[Dataset records on visual material]

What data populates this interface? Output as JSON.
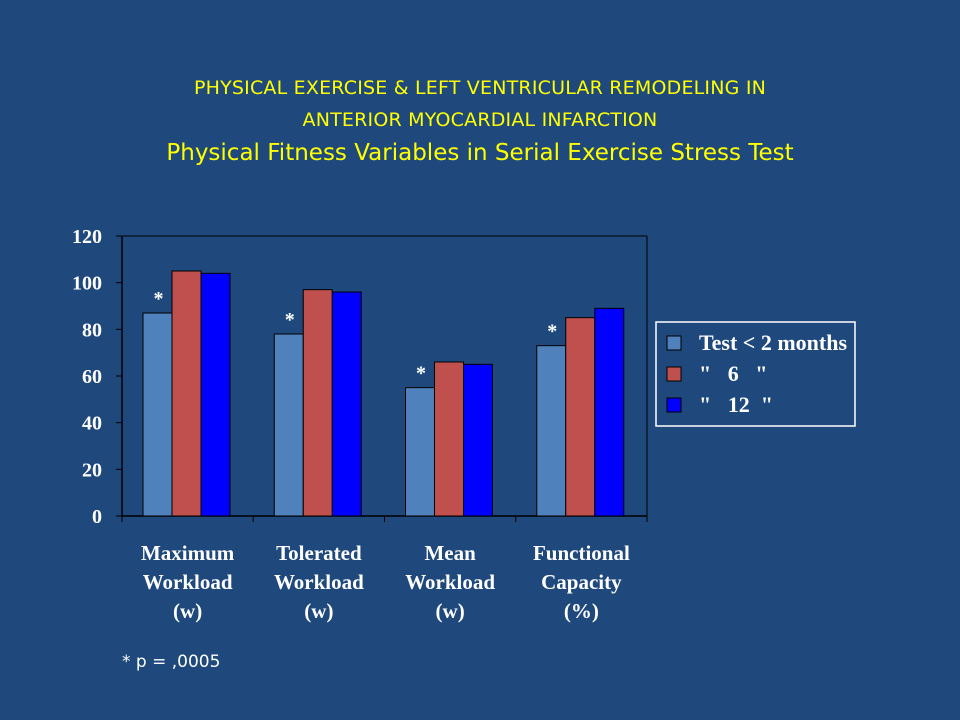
{
  "colors": {
    "background": "#1f497d",
    "title": "#ffff00",
    "series": [
      "#4f81bd",
      "#c0504d",
      "#0000ff"
    ]
  },
  "title": {
    "line1": "PHYSICAL EXERCISE & LEFT VENTRICULAR REMODELING IN",
    "line2": "ANTERIOR MYOCARDIAL INFARCTION",
    "subtitle": "Physical Fitness Variables in Serial Exercise Stress Test"
  },
  "footnote": "* p = ,0005",
  "chart_data": {
    "type": "bar",
    "categories": [
      [
        "Maximum",
        "Workload",
        "(w)"
      ],
      [
        "Tolerated",
        "Workload",
        "(w)"
      ],
      [
        "Mean",
        "Workload",
        "(w)"
      ],
      [
        "Functional",
        "Capacity",
        "(%)"
      ]
    ],
    "series": [
      {
        "name": "Test < 2 months",
        "values": [
          87,
          78,
          55,
          73
        ]
      },
      {
        "name": "\"   6   \"",
        "values": [
          105,
          97,
          66,
          85
        ]
      },
      {
        "name": "\"   12  \"",
        "values": [
          104,
          96,
          65,
          89
        ]
      }
    ],
    "annotations": [
      "*",
      "*",
      "*",
      "*"
    ],
    "yticks": [
      0,
      20,
      40,
      60,
      80,
      100,
      120
    ],
    "ylim": [
      0,
      120
    ],
    "grid": false,
    "legend": "right"
  }
}
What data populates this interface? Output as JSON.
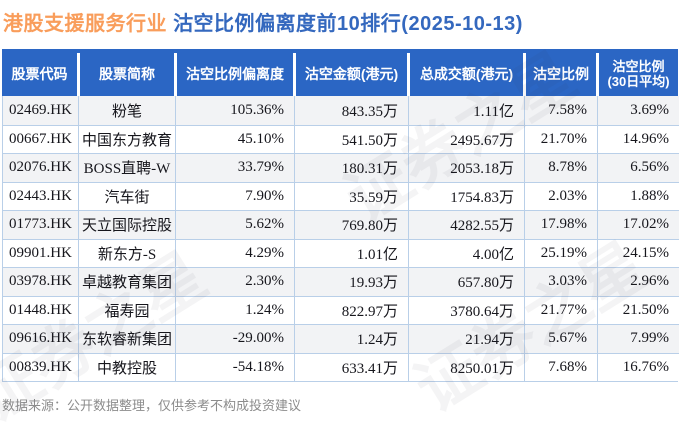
{
  "title": {
    "industry": "港股支援服务行业",
    "main": "沽空比例偏离度前10排行(2025-10-13)"
  },
  "table": {
    "columns": [
      {
        "label": "股票代码"
      },
      {
        "label": "股票简称"
      },
      {
        "label": "沽空比例偏离度"
      },
      {
        "label": "沽空金额(港元)"
      },
      {
        "label": "总成交额(港元)"
      },
      {
        "label": "沽空比例"
      },
      {
        "label": "沽空比例",
        "sublabel": "(30日平均)"
      }
    ],
    "rows": [
      {
        "code": "02469.HK",
        "name": "粉笔",
        "deviation": "105.36%",
        "amount": "843.35万",
        "turnover": "1.11亿",
        "ratio": "7.58%",
        "ratio30": "3.69%"
      },
      {
        "code": "00667.HK",
        "name": "中国东方教育",
        "deviation": "45.10%",
        "amount": "541.50万",
        "turnover": "2495.67万",
        "ratio": "21.70%",
        "ratio30": "14.96%"
      },
      {
        "code": "02076.HK",
        "name": "BOSS直聘-W",
        "deviation": "33.79%",
        "amount": "180.31万",
        "turnover": "2053.18万",
        "ratio": "8.78%",
        "ratio30": "6.56%"
      },
      {
        "code": "02443.HK",
        "name": "汽车街",
        "deviation": "7.90%",
        "amount": "35.59万",
        "turnover": "1754.83万",
        "ratio": "2.03%",
        "ratio30": "1.88%"
      },
      {
        "code": "01773.HK",
        "name": "天立国际控股",
        "deviation": "5.62%",
        "amount": "769.80万",
        "turnover": "4282.55万",
        "ratio": "17.98%",
        "ratio30": "17.02%"
      },
      {
        "code": "09901.HK",
        "name": "新东方-S",
        "deviation": "4.29%",
        "amount": "1.01亿",
        "turnover": "4.00亿",
        "ratio": "25.19%",
        "ratio30": "24.15%"
      },
      {
        "code": "03978.HK",
        "name": "卓越教育集团",
        "deviation": "2.30%",
        "amount": "19.93万",
        "turnover": "657.80万",
        "ratio": "3.03%",
        "ratio30": "2.96%"
      },
      {
        "code": "01448.HK",
        "name": "福寿园",
        "deviation": "1.24%",
        "amount": "822.97万",
        "turnover": "3780.64万",
        "ratio": "21.77%",
        "ratio30": "21.50%"
      },
      {
        "code": "09616.HK",
        "name": "东软睿新集团",
        "deviation": "-29.00%",
        "amount": "1.24万",
        "turnover": "21.94万",
        "ratio": "5.67%",
        "ratio30": "7.99%"
      },
      {
        "code": "00839.HK",
        "name": "中教控股",
        "deviation": "-54.18%",
        "amount": "633.41万",
        "turnover": "8250.01万",
        "ratio": "7.68%",
        "ratio30": "16.76%"
      }
    ]
  },
  "footer": {
    "note": "数据来源：公开数据整理，仅供参考不构成投资建议"
  },
  "watermark": {
    "text": "证券之星"
  },
  "colors": {
    "header-blue": "#2b66c4",
    "title-blue": "#3468be",
    "title-orange": "#f99d5b",
    "grid-line": "#b9cfe8",
    "stripe": "#f2f3f5",
    "text-dark": "#16161c",
    "footer-gray": "#8c8c8c"
  }
}
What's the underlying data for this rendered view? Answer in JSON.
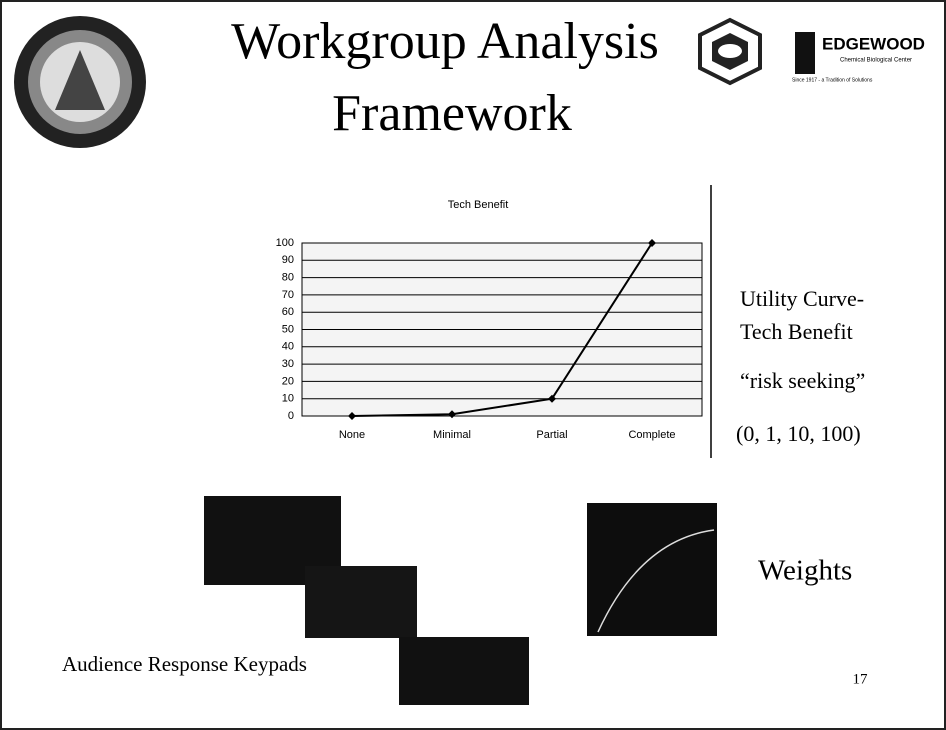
{
  "slide": {
    "title_lines": [
      "Workgroup Analysis",
      "Framework"
    ],
    "logo_name": "EDGEWOOD",
    "logo_subtitle": "Chemical Biological Center",
    "logo_tagline": "Since 1917 - a Tradition of Solutions",
    "side_lines": [
      "Utility Curve-",
      "Tech Benefit",
      "“risk seeking”",
      "(0, 1, 10, 100)"
    ],
    "weights_label": "Weights",
    "keypads_label": "Audience Response Keypads",
    "page_number": "17"
  },
  "chart_data": {
    "type": "line",
    "title": "Tech Benefit",
    "categories": [
      "None",
      "Minimal",
      "Partial",
      "Complete"
    ],
    "values": [
      0,
      1,
      10,
      100
    ],
    "color": "#000000",
    "ylim": [
      0,
      100
    ],
    "yticks": [
      0,
      10,
      20,
      30,
      40,
      50,
      60,
      70,
      80,
      90,
      100
    ],
    "grid": true
  }
}
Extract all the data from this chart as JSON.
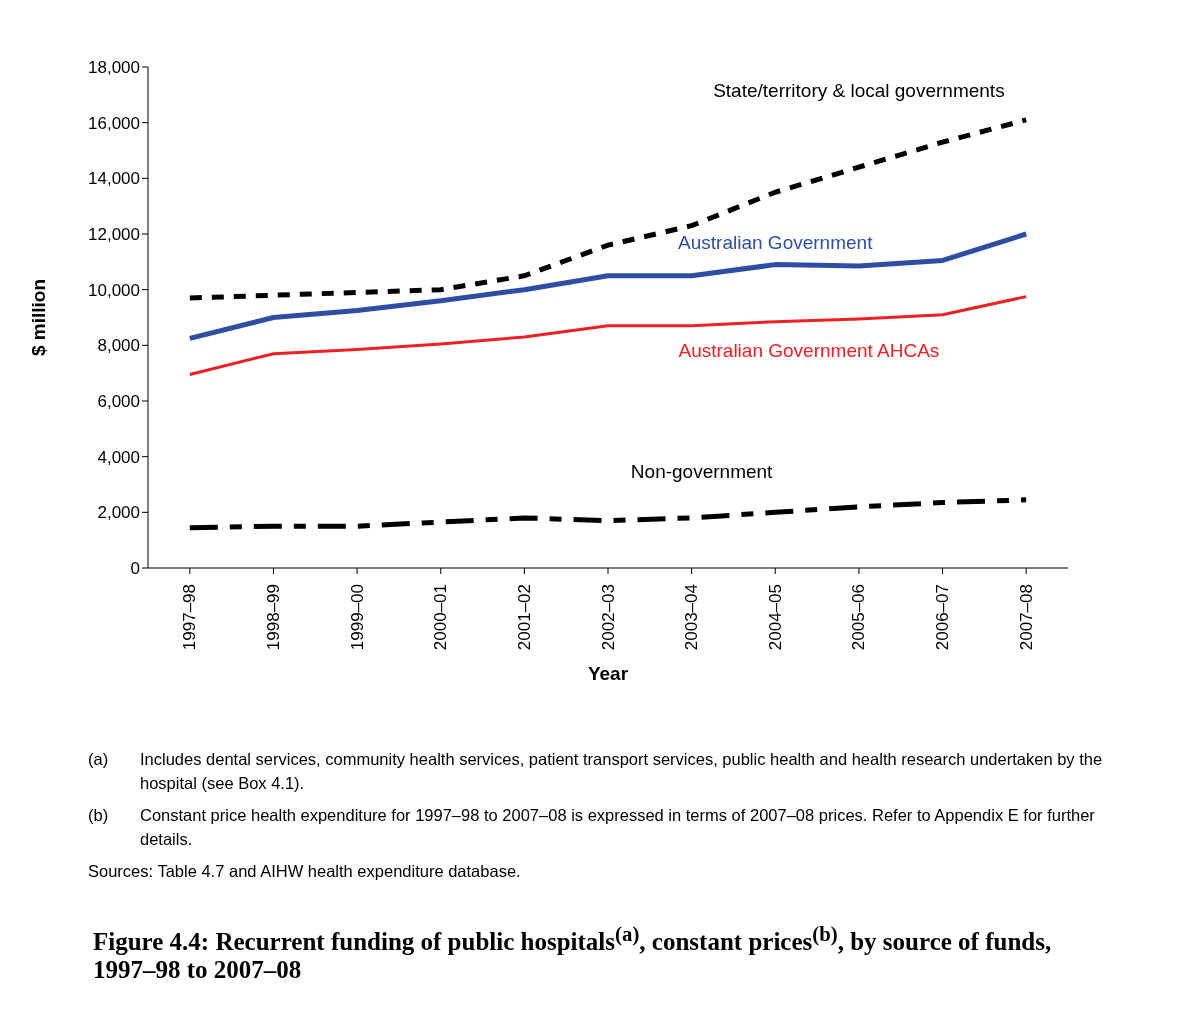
{
  "chart_data": {
    "type": "line",
    "title": "Figure 4.4: Recurrent funding of public hospitals$^{(a)}$, constant prices$^{(b)}$, by source of funds, 1997–98 to 2007–08",
    "xlabel": "Year",
    "ylabel": "$ million",
    "categories": [
      "1997–98",
      "1998–99",
      "1999–00",
      "2000–01",
      "2001–02",
      "2002–03",
      "2003–04",
      "2004–05",
      "2005–06",
      "2006–07",
      "2007–08"
    ],
    "series": [
      {
        "name": "State/territory & local governments",
        "color": "#000000",
        "line_style": "dotted",
        "values": [
          9700,
          9800,
          9900,
          10000,
          10500,
          11600,
          12300,
          13500,
          14400,
          15300,
          16100
        ]
      },
      {
        "name": "Australian Government",
        "color": "#2e4ea3",
        "line_style": "solid",
        "values": [
          8250,
          9000,
          9250,
          9600,
          10000,
          10500,
          10500,
          10900,
          10850,
          11050,
          12000
        ]
      },
      {
        "name": "Australian Government AHCAs",
        "color": "#ee2024",
        "line_style": "solid",
        "values": [
          6950,
          7700,
          7850,
          8050,
          8300,
          8700,
          8700,
          8850,
          8950,
          9100,
          9750
        ]
      },
      {
        "name": "Non-government",
        "color": "#000000",
        "line_style": "dashed",
        "values": [
          1450,
          1500,
          1500,
          1650,
          1800,
          1700,
          1800,
          2000,
          2200,
          2350,
          2450
        ]
      }
    ],
    "ylim": [
      0,
      18000
    ],
    "yticks": [
      0,
      {
        "value": 2000,
        "label": "2,000"
      },
      {
        "value": 4000,
        "label": "4,000"
      },
      {
        "value": 6000,
        "label": "6,000"
      },
      {
        "value": 8000,
        "label": "8,000"
      },
      {
        "value": 10000,
        "label": "10,000"
      },
      {
        "value": 12000,
        "label": "12,000"
      },
      {
        "value": 14000,
        "label": "14,000"
      },
      {
        "value": 16000,
        "label": "16,000"
      },
      {
        "value": 18000,
        "label": "18,000"
      }
    ],
    "grid": false,
    "legend": false,
    "marker": "none",
    "annotations": [
      "(a)\tIncludes dental services, community health services, patient transport services, public health and health research undertaken by the hospital (see Box 4.1).",
      "(b)\tConstant price health expenditure for 1997–98 to 2007–08 is expressed in terms of 2007–08 prices. Refer to Appendix E for further details.",
      "Sources: Table 4.7 and AIHW health expenditure database."
    ]
  }
}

**WORK TO DO**
Copy every line of the listing where the word "Australian" appears.

**REPLY**
        "name": "Australian Government",
        "name": "Australian Government AHCAs",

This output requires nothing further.